Exercise details:
Transcribe the lines of the records starting with the one that has "Read out every word on this page." in it and ending with the last, and transcribe nothing else.

Data for this task:

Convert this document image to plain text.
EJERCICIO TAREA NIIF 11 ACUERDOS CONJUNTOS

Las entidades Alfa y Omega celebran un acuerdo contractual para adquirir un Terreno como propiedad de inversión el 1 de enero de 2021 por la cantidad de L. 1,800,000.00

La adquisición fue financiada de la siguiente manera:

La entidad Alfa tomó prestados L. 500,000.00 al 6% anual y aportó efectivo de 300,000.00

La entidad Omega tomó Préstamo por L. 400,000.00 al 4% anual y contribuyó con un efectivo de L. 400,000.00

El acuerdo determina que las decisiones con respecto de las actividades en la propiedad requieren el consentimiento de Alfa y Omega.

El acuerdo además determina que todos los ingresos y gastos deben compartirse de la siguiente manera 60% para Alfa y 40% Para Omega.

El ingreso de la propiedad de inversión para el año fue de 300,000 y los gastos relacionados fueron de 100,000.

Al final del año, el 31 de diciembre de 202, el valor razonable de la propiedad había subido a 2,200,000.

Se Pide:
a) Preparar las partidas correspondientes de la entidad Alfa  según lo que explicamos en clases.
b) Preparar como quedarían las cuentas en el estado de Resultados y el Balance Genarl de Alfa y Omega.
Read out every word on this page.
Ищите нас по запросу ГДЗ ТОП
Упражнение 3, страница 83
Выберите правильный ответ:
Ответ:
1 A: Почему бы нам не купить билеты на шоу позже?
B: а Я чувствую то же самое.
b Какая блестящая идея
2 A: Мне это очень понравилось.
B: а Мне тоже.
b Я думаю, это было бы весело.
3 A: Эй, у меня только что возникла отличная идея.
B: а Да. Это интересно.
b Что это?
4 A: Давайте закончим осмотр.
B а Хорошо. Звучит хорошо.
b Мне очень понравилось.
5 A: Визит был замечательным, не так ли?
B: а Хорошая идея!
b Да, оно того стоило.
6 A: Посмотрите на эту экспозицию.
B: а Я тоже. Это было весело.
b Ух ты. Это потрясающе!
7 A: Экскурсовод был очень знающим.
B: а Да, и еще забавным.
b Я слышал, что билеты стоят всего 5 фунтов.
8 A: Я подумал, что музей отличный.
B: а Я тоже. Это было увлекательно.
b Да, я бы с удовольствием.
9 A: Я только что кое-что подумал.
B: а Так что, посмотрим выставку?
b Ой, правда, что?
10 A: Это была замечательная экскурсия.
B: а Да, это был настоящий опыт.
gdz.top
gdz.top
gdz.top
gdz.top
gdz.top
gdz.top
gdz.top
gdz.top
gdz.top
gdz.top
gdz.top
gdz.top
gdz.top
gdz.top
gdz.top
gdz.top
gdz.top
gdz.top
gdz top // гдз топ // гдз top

Task answer:
Read out every word on this page.
Ищите нас по запросу ГДЗ ТОП
Упражнение 3, страница 83
Выберите правильный ответ:
Ответ:
1 A: Почему бы нам не купить билеты на шоу позже?
B: а Я чувствую то же самое.
b Какая блестящая идея
2 A: Мне это очень понравилось.
B: а Мне тоже.
b Я думаю, это было бы весело.
3 A: Эй, у меня только что возникла отличная идея.
B: а Да. Это интересно.
b Что это?
4 A: Давайте закончим осмотр.
B а Хорошо. Звучит хорошо.
b Мне очень понравилось.
5 A: Визит был замечательным, не так ли?
B: а Хорошая идея!
b Да, оно того стоило.
6 A: Посмотрите на эту экспозицию.
B: а Я тоже. Это было весело.
b Ух ты. Это потрясающе!
7 A: Экскурсовод был очень знающим.
B: а Да, и еще забавным.
b Я слышал, что билеты стоят всего 5 фунтов.
8 A: Я подумал, что музей отличный.
B: а Я тоже. Это было увлекательно.
b Да, я бы с удовольствием.
9 A: Я только что кое-что подумал.
B: а Так что, посмотрим выставку?
b Ой, правда, что?
10 A: Это была замечательная экскурсия.
B: а Да, это был настоящий опыт.
gdz.top
gdz.top
gdz.top
gdz.top
gdz.top
gdz.top
gdz.top
gdz.top
gdz.top
gdz.top
gdz.top
gdz.top
gdz.top
gdz.top
gdz.top
gdz.top
gdz.top
gdz.top
gdz top // гдз топ // гдз top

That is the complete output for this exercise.